To do ▸ Each record below should be repeated precisely as written.

Material shown ▸
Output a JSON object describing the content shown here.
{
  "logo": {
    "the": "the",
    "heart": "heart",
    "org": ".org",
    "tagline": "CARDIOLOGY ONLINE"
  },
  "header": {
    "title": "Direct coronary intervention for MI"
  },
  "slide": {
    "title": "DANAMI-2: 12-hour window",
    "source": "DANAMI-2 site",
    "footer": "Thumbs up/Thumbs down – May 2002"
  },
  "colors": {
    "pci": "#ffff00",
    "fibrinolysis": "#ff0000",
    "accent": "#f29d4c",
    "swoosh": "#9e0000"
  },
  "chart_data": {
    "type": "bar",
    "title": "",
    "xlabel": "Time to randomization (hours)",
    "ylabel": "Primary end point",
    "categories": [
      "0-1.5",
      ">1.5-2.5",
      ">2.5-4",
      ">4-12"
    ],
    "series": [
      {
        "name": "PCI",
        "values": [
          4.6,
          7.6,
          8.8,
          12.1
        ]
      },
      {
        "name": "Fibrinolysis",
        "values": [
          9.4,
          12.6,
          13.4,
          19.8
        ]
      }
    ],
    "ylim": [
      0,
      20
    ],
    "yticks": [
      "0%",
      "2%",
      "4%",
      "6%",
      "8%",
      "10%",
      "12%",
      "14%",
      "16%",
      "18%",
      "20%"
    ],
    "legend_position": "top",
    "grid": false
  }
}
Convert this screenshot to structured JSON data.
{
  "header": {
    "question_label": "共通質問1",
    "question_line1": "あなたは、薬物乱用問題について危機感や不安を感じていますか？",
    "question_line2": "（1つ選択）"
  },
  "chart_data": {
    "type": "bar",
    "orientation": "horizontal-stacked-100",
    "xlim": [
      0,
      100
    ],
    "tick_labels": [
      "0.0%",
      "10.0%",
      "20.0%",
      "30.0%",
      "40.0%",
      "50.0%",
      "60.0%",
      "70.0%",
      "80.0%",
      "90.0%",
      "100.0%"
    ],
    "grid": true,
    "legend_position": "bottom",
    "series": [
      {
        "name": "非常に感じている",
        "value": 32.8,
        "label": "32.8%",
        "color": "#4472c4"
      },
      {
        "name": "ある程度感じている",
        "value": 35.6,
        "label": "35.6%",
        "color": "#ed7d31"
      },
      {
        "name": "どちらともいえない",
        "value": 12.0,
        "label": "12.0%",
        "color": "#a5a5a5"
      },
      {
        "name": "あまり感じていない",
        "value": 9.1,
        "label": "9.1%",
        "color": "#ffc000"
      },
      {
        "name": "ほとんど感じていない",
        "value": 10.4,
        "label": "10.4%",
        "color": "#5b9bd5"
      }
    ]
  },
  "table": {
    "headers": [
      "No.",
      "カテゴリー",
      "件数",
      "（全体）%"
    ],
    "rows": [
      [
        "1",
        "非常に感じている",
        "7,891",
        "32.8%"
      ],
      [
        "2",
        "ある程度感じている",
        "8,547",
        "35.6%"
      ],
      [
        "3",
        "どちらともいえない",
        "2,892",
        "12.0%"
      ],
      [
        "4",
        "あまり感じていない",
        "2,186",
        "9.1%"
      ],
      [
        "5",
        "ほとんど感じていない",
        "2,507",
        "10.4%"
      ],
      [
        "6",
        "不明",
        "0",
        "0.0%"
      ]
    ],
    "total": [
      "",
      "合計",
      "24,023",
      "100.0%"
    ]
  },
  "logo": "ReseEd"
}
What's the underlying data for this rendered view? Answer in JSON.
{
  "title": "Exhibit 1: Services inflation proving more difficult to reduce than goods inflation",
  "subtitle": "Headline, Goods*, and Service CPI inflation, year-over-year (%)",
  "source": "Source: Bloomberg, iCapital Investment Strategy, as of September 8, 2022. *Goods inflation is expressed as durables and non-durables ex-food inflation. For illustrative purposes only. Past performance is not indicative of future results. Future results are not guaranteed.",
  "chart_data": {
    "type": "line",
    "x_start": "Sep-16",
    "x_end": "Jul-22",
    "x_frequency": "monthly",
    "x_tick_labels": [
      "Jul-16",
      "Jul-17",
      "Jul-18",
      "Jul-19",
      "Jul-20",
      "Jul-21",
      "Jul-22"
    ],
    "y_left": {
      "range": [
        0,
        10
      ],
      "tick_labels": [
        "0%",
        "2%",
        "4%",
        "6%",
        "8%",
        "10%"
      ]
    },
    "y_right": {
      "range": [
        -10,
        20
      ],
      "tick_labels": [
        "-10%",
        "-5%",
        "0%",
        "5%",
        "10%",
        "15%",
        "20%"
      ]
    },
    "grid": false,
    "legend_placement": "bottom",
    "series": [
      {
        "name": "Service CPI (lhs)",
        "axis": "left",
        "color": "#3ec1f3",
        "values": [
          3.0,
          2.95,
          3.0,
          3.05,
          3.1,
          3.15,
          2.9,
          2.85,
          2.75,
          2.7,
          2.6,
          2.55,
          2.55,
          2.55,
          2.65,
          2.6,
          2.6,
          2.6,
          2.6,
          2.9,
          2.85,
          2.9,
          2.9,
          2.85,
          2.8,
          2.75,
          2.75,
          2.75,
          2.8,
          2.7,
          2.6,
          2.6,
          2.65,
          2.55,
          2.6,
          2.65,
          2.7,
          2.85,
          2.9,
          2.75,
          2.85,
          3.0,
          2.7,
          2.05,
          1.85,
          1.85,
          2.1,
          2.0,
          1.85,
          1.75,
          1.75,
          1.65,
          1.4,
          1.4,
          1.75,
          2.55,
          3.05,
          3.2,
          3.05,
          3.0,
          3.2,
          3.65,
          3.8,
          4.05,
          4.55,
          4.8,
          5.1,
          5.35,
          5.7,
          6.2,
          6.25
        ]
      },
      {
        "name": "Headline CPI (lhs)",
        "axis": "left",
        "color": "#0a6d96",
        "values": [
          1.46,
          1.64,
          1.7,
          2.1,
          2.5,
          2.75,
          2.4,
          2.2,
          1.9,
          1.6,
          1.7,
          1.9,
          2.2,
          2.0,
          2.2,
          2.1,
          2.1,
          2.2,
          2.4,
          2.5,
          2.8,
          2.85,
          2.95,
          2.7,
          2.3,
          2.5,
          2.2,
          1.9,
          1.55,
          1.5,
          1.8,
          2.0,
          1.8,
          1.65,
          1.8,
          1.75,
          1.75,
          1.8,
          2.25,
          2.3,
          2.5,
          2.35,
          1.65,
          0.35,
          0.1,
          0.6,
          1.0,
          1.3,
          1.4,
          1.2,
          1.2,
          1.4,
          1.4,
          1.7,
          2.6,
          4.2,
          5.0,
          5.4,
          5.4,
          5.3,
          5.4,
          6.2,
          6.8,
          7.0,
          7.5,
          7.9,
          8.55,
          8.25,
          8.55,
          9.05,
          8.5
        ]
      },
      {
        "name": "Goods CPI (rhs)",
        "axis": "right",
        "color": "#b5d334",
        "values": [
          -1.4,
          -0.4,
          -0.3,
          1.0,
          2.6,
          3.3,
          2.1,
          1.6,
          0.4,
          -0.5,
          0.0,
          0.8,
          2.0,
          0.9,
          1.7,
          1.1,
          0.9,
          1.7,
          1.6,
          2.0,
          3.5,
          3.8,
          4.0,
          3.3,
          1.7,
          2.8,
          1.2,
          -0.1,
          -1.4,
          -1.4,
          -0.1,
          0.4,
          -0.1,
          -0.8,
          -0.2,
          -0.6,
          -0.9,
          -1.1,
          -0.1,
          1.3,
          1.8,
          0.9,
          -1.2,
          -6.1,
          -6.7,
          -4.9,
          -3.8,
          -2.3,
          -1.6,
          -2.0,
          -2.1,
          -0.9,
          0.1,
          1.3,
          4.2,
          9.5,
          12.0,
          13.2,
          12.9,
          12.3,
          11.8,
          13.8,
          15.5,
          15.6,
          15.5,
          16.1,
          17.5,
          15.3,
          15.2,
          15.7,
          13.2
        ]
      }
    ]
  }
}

Solution for this task ▸
Output a JSON object describing the content shown here.
{
  "logo": {
    "the": "the",
    "heart": "heart",
    "org": ".org",
    "tagline": "CARDIOLOGY ONLINE"
  },
  "header": {
    "title": "Direct coronary intervention for MI"
  },
  "slide": {
    "title": "DANAMI-2: 12-hour window",
    "source": "DANAMI-2 site",
    "footer": "Thumbs up/Thumbs down – May 2002"
  },
  "colors": {
    "pci": "#ffff00",
    "fibrinolysis": "#ff0000",
    "accent": "#f29d4c",
    "swoosh": "#9e0000"
  },
  "chart_data": {
    "type": "bar",
    "title": "",
    "xlabel": "Time to randomization (hours)",
    "ylabel": "Primary end point",
    "categories": [
      "0-1.5",
      ">1.5-2.5",
      ">2.5-4",
      ">4-12"
    ],
    "series": [
      {
        "name": "PCI",
        "values": [
          4.6,
          7.6,
          8.8,
          12.1
        ]
      },
      {
        "name": "Fibrinolysis",
        "values": [
          9.4,
          12.6,
          13.4,
          19.8
        ]
      }
    ],
    "ylim": [
      0,
      20
    ],
    "yticks": [
      "0%",
      "2%",
      "4%",
      "6%",
      "8%",
      "10%",
      "12%",
      "14%",
      "16%",
      "18%",
      "20%"
    ],
    "legend_position": "top",
    "grid": false
  }
}
Convert this screenshot to structured JSON data.
{
  "header": {
    "question_label": "共通質問1",
    "question_line1": "あなたは、薬物乱用問題について危機感や不安を感じていますか？",
    "question_line2": "（1つ選択）"
  },
  "chart_data": {
    "type": "bar",
    "orientation": "horizontal-stacked-100",
    "xlim": [
      0,
      100
    ],
    "tick_labels": [
      "0.0%",
      "10.0%",
      "20.0%",
      "30.0%",
      "40.0%",
      "50.0%",
      "60.0%",
      "70.0%",
      "80.0%",
      "90.0%",
      "100.0%"
    ],
    "grid": true,
    "legend_position": "bottom",
    "series": [
      {
        "name": "非常に感じている",
        "value": 32.8,
        "label": "32.8%",
        "color": "#4472c4"
      },
      {
        "name": "ある程度感じている",
        "value": 35.6,
        "label": "35.6%",
        "color": "#ed7d31"
      },
      {
        "name": "どちらともいえない",
        "value": 12.0,
        "label": "12.0%",
        "color": "#a5a5a5"
      },
      {
        "name": "あまり感じていない",
        "value": 9.1,
        "label": "9.1%",
        "color": "#ffc000"
      },
      {
        "name": "ほとんど感じていない",
        "value": 10.4,
        "label": "10.4%",
        "color": "#5b9bd5"
      }
    ]
  },
  "table": {
    "headers": [
      "No.",
      "カテゴリー",
      "件数",
      "（全体）%"
    ],
    "rows": [
      [
        "1",
        "非常に感じている",
        "7,891",
        "32.8%"
      ],
      [
        "2",
        "ある程度感じている",
        "8,547",
        "35.6%"
      ],
      [
        "3",
        "どちらともいえない",
        "2,892",
        "12.0%"
      ],
      [
        "4",
        "あまり感じていない",
        "2,186",
        "9.1%"
      ],
      [
        "5",
        "ほとんど感じていない",
        "2,507",
        "10.4%"
      ],
      [
        "6",
        "不明",
        "0",
        "0.0%"
      ]
    ],
    "total": [
      "",
      "合計",
      "24,023",
      "100.0%"
    ]
  },
  "logo": "ReseEd"
}
What's the underlying data for this rendered view? Answer in JSON.
{
  "title": "Exhibit 1: Services inflation proving more difficult to reduce than goods inflation",
  "subtitle": "Headline, Goods*, and Service CPI inflation, year-over-year (%)",
  "source": "Source: Bloomberg, iCapital Investment Strategy, as of September 8, 2022. *Goods inflation is expressed as durables and non-durables ex-food inflation. For illustrative purposes only. Past performance is not indicative of future results. Future results are not guaranteed.",
  "chart_data": {
    "type": "line",
    "x_start": "Sep-16",
    "x_end": "Jul-22",
    "x_frequency": "monthly",
    "x_tick_labels": [
      "Jul-16",
      "Jul-17",
      "Jul-18",
      "Jul-19",
      "Jul-20",
      "Jul-21",
      "Jul-22"
    ],
    "y_left": {
      "range": [
        0,
        10
      ],
      "tick_labels": [
        "0%",
        "2%",
        "4%",
        "6%",
        "8%",
        "10%"
      ]
    },
    "y_right": {
      "range": [
        -10,
        20
      ],
      "tick_labels": [
        "-10%",
        "-5%",
        "0%",
        "5%",
        "10%",
        "15%",
        "20%"
      ]
    },
    "grid": false,
    "legend_placement": "bottom",
    "series": [
      {
        "name": "Service CPI (lhs)",
        "axis": "left",
        "color": "#3ec1f3",
        "values": [
          3.0,
          2.95,
          3.0,
          3.05,
          3.1,
          3.15,
          2.9,
          2.85,
          2.75,
          2.7,
          2.6,
          2.55,
          2.55,
          2.55,
          2.65,
          2.6,
          2.6,
          2.6,
          2.6,
          2.9,
          2.85,
          2.9,
          2.9,
          2.85,
          2.8,
          2.75,
          2.75,
          2.75,
          2.8,
          2.7,
          2.6,
          2.6,
          2.65,
          2.55,
          2.6,
          2.65,
          2.7,
          2.85,
          2.9,
          2.75,
          2.85,
          3.0,
          2.7,
          2.05,
          1.85,
          1.85,
          2.1,
          2.0,
          1.85,
          1.75,
          1.75,
          1.65,
          1.4,
          1.4,
          1.75,
          2.55,
          3.05,
          3.2,
          3.05,
          3.0,
          3.2,
          3.65,
          3.8,
          4.05,
          4.55,
          4.8,
          5.1,
          5.35,
          5.7,
          6.2,
          6.25
        ]
      },
      {
        "name": "Headline CPI (lhs)",
        "axis": "left",
        "color": "#0a6d96",
        "values": [
          1.46,
          1.64,
          1.7,
          2.1,
          2.5,
          2.75,
          2.4,
          2.2,
          1.9,
          1.6,
          1.7,
          1.9,
          2.2,
          2.0,
          2.2,
          2.1,
          2.1,
          2.2,
          2.4,
          2.5,
          2.8,
          2.85,
          2.95,
          2.7,
          2.3,
          2.5,
          2.2,
          1.9,
          1.55,
          1.5,
          1.8,
          2.0,
          1.8,
          1.65,
          1.8,
          1.75,
          1.75,
          1.8,
          2.25,
          2.3,
          2.5,
          2.35,
          1.65,
          0.35,
          0.1,
          0.6,
          1.0,
          1.3,
          1.4,
          1.2,
          1.2,
          1.4,
          1.4,
          1.7,
          2.6,
          4.2,
          5.0,
          5.4,
          5.4,
          5.3,
          5.4,
          6.2,
          6.8,
          7.0,
          7.5,
          7.9,
          8.55,
          8.25,
          8.55,
          9.05,
          8.5
        ]
      },
      {
        "name": "Goods CPI (rhs)",
        "axis": "right",
        "color": "#b5d334",
        "values": [
          -1.4,
          -0.4,
          -0.3,
          1.0,
          2.6,
          3.3,
          2.1,
          1.6,
          0.4,
          -0.5,
          0.0,
          0.8,
          2.0,
          0.9,
          1.7,
          1.1,
          0.9,
          1.7,
          1.6,
          2.0,
          3.5,
          3.8,
          4.0,
          3.3,
          1.7,
          2.8,
          1.2,
          -0.1,
          -1.4,
          -1.4,
          -0.1,
          0.4,
          -0.1,
          -0.8,
          -0.2,
          -0.6,
          -0.9,
          -1.1,
          -0.1,
          1.3,
          1.8,
          0.9,
          -1.2,
          -6.1,
          -6.7,
          -4.9,
          -3.8,
          -2.3,
          -1.6,
          -2.0,
          -2.1,
          -0.9,
          0.1,
          1.3,
          4.2,
          9.5,
          12.0,
          13.2,
          12.9,
          12.3,
          11.8,
          13.8,
          15.5,
          15.6,
          15.5,
          16.1,
          17.5,
          15.3,
          15.2,
          15.7,
          13.2
        ]
      }
    ]
  }
}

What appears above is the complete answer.